▸ Provided data

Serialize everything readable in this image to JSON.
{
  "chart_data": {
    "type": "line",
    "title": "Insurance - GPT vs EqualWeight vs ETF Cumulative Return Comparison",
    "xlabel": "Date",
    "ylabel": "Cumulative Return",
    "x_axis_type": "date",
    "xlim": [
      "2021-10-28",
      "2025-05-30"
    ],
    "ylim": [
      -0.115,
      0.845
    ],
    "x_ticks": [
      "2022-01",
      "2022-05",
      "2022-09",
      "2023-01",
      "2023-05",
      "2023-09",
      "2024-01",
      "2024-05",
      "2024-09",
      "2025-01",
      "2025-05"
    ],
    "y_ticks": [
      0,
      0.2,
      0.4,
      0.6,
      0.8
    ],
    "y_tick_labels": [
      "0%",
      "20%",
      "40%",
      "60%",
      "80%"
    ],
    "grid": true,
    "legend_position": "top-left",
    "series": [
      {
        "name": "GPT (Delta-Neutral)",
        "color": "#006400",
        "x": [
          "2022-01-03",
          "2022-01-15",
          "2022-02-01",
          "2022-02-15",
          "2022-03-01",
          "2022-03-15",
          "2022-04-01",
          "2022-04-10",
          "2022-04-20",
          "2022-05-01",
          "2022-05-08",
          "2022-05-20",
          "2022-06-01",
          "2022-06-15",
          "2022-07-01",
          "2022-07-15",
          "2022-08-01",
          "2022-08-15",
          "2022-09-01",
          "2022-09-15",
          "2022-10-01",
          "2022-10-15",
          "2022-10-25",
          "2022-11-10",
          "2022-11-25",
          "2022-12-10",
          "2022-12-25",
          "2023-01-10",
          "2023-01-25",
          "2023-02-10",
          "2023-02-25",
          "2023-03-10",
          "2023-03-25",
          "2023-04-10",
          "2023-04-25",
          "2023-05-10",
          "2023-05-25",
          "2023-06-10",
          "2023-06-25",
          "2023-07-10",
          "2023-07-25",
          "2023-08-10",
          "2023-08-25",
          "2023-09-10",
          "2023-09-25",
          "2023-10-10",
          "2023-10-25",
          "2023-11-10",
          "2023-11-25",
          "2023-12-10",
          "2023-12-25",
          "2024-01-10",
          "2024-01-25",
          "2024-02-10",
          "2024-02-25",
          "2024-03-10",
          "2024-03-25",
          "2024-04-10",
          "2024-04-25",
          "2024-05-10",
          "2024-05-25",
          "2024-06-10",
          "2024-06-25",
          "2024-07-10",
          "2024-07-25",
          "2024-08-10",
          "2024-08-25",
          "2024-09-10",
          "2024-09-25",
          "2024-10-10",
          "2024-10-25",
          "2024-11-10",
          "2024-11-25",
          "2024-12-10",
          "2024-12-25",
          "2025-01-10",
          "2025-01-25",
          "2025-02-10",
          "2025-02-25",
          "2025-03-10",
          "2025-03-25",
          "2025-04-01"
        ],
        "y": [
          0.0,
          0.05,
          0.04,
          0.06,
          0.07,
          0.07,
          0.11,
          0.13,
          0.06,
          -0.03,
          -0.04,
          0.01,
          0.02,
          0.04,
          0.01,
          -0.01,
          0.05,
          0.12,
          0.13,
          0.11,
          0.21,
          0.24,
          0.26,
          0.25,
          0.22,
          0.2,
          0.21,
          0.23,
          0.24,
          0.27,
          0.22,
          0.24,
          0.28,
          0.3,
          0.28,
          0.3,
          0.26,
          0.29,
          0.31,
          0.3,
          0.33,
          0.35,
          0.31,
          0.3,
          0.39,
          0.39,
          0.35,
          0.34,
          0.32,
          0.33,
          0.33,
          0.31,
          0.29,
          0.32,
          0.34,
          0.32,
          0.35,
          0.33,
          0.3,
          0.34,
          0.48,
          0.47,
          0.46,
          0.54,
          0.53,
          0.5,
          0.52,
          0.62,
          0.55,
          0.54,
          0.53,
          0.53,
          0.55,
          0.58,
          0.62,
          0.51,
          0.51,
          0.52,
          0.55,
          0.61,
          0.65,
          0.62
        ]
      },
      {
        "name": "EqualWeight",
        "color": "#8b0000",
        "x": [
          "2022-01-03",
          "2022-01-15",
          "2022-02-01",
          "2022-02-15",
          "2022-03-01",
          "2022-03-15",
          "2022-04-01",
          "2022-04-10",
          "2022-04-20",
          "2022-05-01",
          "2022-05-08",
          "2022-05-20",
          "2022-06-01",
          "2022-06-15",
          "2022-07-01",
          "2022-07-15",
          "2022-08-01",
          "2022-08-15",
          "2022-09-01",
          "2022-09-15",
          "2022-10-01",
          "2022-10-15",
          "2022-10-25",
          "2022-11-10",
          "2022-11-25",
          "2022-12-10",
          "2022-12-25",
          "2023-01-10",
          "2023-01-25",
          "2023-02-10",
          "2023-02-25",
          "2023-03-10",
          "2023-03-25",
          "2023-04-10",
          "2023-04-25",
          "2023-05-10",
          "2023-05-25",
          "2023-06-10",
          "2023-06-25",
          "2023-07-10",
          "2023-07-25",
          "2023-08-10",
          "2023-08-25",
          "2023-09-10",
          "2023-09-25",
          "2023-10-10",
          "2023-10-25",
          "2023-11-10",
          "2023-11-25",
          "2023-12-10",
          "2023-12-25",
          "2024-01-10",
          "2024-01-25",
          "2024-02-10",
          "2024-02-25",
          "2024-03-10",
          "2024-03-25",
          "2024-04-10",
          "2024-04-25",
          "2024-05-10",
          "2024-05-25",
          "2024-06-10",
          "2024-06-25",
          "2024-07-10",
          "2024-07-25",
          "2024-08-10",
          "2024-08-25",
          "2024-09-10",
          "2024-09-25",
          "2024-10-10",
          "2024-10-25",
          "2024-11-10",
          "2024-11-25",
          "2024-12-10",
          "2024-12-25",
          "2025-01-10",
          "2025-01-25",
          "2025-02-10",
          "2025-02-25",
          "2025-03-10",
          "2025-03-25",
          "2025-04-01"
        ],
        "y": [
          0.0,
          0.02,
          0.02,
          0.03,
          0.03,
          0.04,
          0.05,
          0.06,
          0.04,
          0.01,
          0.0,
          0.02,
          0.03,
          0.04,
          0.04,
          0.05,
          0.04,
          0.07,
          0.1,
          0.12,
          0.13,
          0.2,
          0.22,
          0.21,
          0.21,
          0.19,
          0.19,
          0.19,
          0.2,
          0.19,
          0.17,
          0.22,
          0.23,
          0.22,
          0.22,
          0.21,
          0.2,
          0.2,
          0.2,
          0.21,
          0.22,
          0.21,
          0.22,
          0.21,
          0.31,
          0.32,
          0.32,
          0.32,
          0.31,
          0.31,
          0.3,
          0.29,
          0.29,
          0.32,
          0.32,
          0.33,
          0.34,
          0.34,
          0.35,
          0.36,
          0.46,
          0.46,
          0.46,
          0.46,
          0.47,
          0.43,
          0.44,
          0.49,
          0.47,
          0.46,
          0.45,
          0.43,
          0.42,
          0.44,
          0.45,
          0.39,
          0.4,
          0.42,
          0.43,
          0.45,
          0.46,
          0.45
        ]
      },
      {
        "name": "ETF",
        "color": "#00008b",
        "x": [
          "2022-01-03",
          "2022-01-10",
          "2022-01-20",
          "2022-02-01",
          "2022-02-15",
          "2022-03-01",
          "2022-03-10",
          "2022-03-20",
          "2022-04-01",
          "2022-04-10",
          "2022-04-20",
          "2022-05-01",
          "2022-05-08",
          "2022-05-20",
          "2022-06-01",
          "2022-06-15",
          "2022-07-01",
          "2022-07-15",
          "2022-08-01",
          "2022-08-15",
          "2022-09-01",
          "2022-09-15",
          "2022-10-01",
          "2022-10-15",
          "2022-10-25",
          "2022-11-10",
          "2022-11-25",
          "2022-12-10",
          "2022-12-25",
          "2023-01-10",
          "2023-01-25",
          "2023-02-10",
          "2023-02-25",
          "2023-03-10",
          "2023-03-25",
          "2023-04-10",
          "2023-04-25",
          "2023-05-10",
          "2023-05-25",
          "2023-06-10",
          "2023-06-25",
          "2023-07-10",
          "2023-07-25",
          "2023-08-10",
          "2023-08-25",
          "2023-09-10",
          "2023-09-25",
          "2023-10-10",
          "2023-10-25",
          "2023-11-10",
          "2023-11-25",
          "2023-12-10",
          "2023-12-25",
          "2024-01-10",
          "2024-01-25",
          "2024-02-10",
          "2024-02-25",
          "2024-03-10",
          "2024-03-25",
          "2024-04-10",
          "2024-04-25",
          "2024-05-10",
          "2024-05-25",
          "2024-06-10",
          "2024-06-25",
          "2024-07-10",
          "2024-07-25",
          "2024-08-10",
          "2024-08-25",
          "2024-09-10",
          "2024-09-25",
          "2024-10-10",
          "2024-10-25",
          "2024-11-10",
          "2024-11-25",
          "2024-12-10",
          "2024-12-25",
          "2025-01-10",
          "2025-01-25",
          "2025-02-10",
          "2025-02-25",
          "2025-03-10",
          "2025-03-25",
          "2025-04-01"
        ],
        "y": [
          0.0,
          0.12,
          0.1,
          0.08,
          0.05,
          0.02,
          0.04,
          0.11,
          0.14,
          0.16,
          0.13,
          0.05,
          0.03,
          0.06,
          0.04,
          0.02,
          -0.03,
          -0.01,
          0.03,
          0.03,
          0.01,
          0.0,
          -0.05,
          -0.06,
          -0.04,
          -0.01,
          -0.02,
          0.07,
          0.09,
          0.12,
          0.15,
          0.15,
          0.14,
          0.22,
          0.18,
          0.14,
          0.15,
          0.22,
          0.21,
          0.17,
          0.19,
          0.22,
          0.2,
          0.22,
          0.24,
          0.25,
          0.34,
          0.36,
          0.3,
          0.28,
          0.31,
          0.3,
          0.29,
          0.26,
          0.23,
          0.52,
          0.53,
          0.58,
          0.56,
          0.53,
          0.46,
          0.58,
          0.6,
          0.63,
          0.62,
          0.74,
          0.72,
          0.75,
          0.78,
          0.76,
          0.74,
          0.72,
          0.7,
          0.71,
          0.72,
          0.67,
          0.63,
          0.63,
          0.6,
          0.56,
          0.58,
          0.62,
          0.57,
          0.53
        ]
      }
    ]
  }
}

▸ Job
Go through the material above and count the lines that contain "Return"; give that number alone.

▸ Response to the task
2